▶ _MATERIAL TO PROCESS_

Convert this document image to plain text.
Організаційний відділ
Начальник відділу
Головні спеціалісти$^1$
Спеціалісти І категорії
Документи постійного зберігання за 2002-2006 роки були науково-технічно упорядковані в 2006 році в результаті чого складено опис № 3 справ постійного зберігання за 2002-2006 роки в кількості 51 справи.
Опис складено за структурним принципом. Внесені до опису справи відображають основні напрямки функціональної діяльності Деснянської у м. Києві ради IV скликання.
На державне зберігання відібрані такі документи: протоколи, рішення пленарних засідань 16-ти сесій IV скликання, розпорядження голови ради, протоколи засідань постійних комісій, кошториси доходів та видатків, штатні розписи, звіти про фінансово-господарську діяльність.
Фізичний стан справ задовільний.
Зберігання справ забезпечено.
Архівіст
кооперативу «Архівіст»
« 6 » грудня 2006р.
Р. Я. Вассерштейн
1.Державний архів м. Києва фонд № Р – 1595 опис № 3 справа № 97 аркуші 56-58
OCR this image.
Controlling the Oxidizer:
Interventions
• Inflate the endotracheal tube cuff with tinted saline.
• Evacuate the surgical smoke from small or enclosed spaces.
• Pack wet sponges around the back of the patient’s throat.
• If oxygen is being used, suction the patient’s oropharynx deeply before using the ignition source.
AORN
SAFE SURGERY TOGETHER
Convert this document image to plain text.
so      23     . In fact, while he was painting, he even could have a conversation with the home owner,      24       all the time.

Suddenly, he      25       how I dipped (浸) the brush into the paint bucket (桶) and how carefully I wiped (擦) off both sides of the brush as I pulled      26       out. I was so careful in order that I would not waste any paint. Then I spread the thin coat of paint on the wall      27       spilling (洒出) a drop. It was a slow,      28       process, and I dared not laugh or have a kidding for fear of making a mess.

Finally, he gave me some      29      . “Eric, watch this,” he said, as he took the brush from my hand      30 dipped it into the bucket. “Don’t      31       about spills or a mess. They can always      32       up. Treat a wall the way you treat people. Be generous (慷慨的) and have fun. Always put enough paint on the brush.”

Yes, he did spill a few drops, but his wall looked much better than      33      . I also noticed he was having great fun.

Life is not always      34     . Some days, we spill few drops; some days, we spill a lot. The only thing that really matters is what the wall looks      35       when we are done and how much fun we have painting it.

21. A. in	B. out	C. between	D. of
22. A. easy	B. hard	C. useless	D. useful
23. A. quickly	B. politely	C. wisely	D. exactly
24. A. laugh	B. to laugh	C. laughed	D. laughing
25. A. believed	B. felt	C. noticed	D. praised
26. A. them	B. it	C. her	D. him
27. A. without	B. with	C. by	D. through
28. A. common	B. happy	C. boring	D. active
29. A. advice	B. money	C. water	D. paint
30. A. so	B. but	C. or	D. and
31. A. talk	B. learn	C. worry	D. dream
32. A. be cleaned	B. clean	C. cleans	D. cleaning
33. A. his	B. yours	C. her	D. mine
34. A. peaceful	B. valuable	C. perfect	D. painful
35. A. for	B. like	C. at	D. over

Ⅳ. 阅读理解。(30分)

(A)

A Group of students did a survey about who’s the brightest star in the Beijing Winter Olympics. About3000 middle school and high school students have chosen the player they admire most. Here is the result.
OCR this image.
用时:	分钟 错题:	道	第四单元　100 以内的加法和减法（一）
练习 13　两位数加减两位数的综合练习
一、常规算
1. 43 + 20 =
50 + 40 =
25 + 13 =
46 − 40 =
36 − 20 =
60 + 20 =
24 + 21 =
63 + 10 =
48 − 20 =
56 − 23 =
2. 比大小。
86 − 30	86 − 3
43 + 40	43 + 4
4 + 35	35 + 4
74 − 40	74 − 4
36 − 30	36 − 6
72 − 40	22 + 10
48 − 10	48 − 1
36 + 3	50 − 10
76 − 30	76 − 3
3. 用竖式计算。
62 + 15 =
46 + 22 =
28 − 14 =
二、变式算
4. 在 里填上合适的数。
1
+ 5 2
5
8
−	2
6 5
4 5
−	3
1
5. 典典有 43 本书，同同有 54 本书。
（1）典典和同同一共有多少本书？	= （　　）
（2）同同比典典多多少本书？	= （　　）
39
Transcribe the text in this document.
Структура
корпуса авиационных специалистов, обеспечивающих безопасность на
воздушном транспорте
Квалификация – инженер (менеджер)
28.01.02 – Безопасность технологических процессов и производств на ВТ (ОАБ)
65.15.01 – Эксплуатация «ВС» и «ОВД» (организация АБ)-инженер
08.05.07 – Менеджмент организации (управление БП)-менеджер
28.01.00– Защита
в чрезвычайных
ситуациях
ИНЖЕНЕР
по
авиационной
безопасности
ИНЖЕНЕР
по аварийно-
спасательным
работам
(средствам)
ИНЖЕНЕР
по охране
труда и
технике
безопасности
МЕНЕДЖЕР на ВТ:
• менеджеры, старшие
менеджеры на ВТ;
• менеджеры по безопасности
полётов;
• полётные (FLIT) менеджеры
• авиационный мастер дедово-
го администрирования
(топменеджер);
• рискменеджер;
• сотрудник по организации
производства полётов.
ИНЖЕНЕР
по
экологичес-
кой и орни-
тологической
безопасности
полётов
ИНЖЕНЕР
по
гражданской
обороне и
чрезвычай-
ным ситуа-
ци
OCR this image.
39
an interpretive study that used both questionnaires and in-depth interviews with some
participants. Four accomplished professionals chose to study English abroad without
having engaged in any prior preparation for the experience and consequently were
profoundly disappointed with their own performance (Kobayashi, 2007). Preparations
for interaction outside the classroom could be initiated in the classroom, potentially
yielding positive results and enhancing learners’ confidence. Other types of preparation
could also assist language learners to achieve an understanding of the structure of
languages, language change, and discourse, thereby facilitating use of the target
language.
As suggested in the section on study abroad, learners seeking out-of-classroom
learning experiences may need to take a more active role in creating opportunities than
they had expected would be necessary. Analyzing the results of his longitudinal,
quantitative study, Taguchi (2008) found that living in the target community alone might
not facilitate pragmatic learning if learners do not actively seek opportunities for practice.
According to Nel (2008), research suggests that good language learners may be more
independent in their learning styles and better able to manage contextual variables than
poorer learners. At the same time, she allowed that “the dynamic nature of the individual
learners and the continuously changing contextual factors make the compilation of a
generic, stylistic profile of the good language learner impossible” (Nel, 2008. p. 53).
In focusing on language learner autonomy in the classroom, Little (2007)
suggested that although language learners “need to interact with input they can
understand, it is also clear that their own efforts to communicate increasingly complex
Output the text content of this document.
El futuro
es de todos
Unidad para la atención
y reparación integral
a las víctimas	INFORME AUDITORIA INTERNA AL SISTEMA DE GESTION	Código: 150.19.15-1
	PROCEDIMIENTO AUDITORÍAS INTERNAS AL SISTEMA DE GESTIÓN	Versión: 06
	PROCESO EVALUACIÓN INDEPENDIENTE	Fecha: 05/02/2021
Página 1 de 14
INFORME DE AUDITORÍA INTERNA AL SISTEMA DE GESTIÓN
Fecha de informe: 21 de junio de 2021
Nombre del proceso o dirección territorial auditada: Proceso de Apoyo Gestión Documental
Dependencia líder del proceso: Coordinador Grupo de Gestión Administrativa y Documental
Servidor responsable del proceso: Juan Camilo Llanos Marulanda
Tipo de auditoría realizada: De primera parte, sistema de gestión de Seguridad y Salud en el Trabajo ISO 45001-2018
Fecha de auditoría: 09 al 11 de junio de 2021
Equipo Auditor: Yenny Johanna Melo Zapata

▶ _INSTRUCTIONS TO FOLLOW_
Exactly as they are written, print the entries again.

▶ _RESULT BELOW_
Convert this document image to plain text.
Організаційний відділ
Начальник відділу
Головні спеціалісти$^1$
Спеціалісти І категорії
Документи постійного зберігання за 2002-2006 роки були науково-технічно упорядковані в 2006 році в результаті чого складено опис № 3 справ постійного зберігання за 2002-2006 роки в кількості 51 справи.
Опис складено за структурним принципом. Внесені до опису справи відображають основні напрямки функціональної діяльності Деснянської у м. Києві ради IV скликання.
На державне зберігання відібрані такі документи: протоколи, рішення пленарних засідань 16-ти сесій IV скликання, розпорядження голови ради, протоколи засідань постійних комісій, кошториси доходів та видатків, штатні розписи, звіти про фінансово-господарську діяльність.
Фізичний стан справ задовільний.
Зберігання справ забезпечено.
Архівіст
кооперативу «Архівіст»
« 6 » грудня 2006р.
Р. Я. Вассерштейн
1.Державний архів м. Києва фонд № Р – 1595 опис № 3 справа № 97 аркуші 56-58
OCR this image.
Controlling the Oxidizer:
Interventions
• Inflate the endotracheal tube cuff with tinted saline.
• Evacuate the surgical smoke from small or enclosed spaces.
• Pack wet sponges around the back of the patient’s throat.
• If oxygen is being used, suction the patient’s oropharynx deeply before using the ignition source.
AORN
SAFE SURGERY TOGETHER
Convert this document image to plain text.
so      23     . In fact, while he was painting, he even could have a conversation with the home owner,      24       all the time.

Suddenly, he      25       how I dipped (浸) the brush into the paint bucket (桶) and how carefully I wiped (擦) off both sides of the brush as I pulled      26       out. I was so careful in order that I would not waste any paint. Then I spread the thin coat of paint on the wall      27       spilling (洒出) a drop. It was a slow,      28       process, and I dared not laugh or have a kidding for fear of making a mess.

Finally, he gave me some      29      . “Eric, watch this,” he said, as he took the brush from my hand      30 dipped it into the bucket. “Don’t      31       about spills or a mess. They can always      32       up. Treat a wall the way you treat people. Be generous (慷慨的) and have fun. Always put enough paint on the brush.”

Yes, he did spill a few drops, but his wall looked much better than      33      . I also noticed he was having great fun.

Life is not always      34     . Some days, we spill few drops; some days, we spill a lot. The only thing that really matters is what the wall looks      35       when we are done and how much fun we have painting it.

21. A. in	B. out	C. between	D. of
22. A. easy	B. hard	C. useless	D. useful
23. A. quickly	B. politely	C. wisely	D. exactly
24. A. laugh	B. to laugh	C. laughed	D. laughing
25. A. believed	B. felt	C. noticed	D. praised
26. A. them	B. it	C. her	D. him
27. A. without	B. with	C. by	D. through
28. A. common	B. happy	C. boring	D. active
29. A. advice	B. money	C. water	D. paint
30. A. so	B. but	C. or	D. and
31. A. talk	B. learn	C. worry	D. dream
32. A. be cleaned	B. clean	C. cleans	D. cleaning
33. A. his	B. yours	C. her	D. mine
34. A. peaceful	B. valuable	C. perfect	D. painful
35. A. for	B. like	C. at	D. over

Ⅳ. 阅读理解。(30分)

(A)

A Group of students did a survey about who’s the brightest star in the Beijing Winter Olympics. About3000 middle school and high school students have chosen the player they admire most. Here is the result.
OCR this image.
用时:	分钟 错题:	道	第四单元　100 以内的加法和减法（一）
练习 13　两位数加减两位数的综合练习
一、常规算
1. 43 + 20 =
50 + 40 =
25 + 13 =
46 − 40 =
36 − 20 =
60 + 20 =
24 + 21 =
63 + 10 =
48 − 20 =
56 − 23 =
2. 比大小。
86 − 30	86 − 3
43 + 40	43 + 4
4 + 35	35 + 4
74 − 40	74 − 4
36 − 30	36 − 6
72 − 40	22 + 10
48 − 10	48 − 1
36 + 3	50 − 10
76 − 30	76 − 3
3. 用竖式计算。
62 + 15 =
46 + 22 =
28 − 14 =
二、变式算
4. 在 里填上合适的数。
1
+ 5 2
5
8
−	2
6 5
4 5
−	3
1
5. 典典有 43 本书，同同有 54 本书。
（1）典典和同同一共有多少本书？	= （　　）
（2）同同比典典多多少本书？	= （　　）
39
Transcribe the text in this document.
Структура
корпуса авиационных специалистов, обеспечивающих безопасность на
воздушном транспорте
Квалификация – инженер (менеджер)
28.01.02 – Безопасность технологических процессов и производств на ВТ (ОАБ)
65.15.01 – Эксплуатация «ВС» и «ОВД» (организация АБ)-инженер
08.05.07 – Менеджмент организации (управление БП)-менеджер
28.01.00– Защита
в чрезвычайных
ситуациях
ИНЖЕНЕР
по
авиационной
безопасности
ИНЖЕНЕР
по аварийно-
спасательным
работам
(средствам)
ИНЖЕНЕР
по охране
труда и
технике
безопасности
МЕНЕДЖЕР на ВТ:
• менеджеры, старшие
менеджеры на ВТ;
• менеджеры по безопасности
полётов;
• полётные (FLIT) менеджеры
• авиационный мастер дедово-
го администрирования
(топменеджер);
• рискменеджер;
• сотрудник по организации
производства полётов.
ИНЖЕНЕР
по
экологичес-
кой и орни-
тологической
безопасности
полётов
ИНЖЕНЕР
по
гражданской
обороне и
чрезвычай-
ным ситуа-
ци
OCR this image.
39
an interpretive study that used both questionnaires and in-depth interviews with some
participants. Four accomplished professionals chose to study English abroad without
having engaged in any prior preparation for the experience and consequently were
profoundly disappointed with their own performance (Kobayashi, 2007). Preparations
for interaction outside the classroom could be initiated in the classroom, potentially
yielding positive results and enhancing learners’ confidence. Other types of preparation
could also assist language learners to achieve an understanding of the structure of
languages, language change, and discourse, thereby facilitating use of the target
language.
As suggested in the section on study abroad, learners seeking out-of-classroom
learning experiences may need to take a more active role in creating opportunities than
they had expected would be necessary. Analyzing the results of his longitudinal,
quantitative study, Taguchi (2008) found that living in the target community alone might
not facilitate pragmatic learning if learners do not actively seek opportunities for practice.
According to Nel (2008), research suggests that good language learners may be more
independent in their learning styles and better able to manage contextual variables than
poorer learners. At the same time, she allowed that “the dynamic nature of the individual
learners and the continuously changing contextual factors make the compilation of a
generic, stylistic profile of the good language learner impossible” (Nel, 2008. p. 53).
In focusing on language learner autonomy in the classroom, Little (2007)
suggested that although language learners “need to interact with input they can
understand, it is also clear that their own efforts to communicate increasingly complex
Output the text content of this document.
El futuro
es de todos
Unidad para la atención
y reparación integral
a las víctimas	INFORME AUDITORIA INTERNA AL SISTEMA DE GESTION	Código: 150.19.15-1
	PROCEDIMIENTO AUDITORÍAS INTERNAS AL SISTEMA DE GESTIÓN	Versión: 06
	PROCESO EVALUACIÓN INDEPENDIENTE	Fecha: 05/02/2021
Página 1 de 14
INFORME DE AUDITORÍA INTERNA AL SISTEMA DE GESTIÓN
Fecha de informe: 21 de junio de 2021
Nombre del proceso o dirección territorial auditada: Proceso de Apoyo Gestión Documental
Dependencia líder del proceso: Coordinador Grupo de Gestión Administrativa y Documental
Servidor responsable del proceso: Juan Camilo Llanos Marulanda
Tipo de auditoría realizada: De primera parte, sistema de gestión de Seguridad y Salud en el Trabajo ISO 45001-2018
Fecha de auditoría: 09 al 11 de junio de 2021
Equipo Auditor: Yenny Johanna Melo Zapata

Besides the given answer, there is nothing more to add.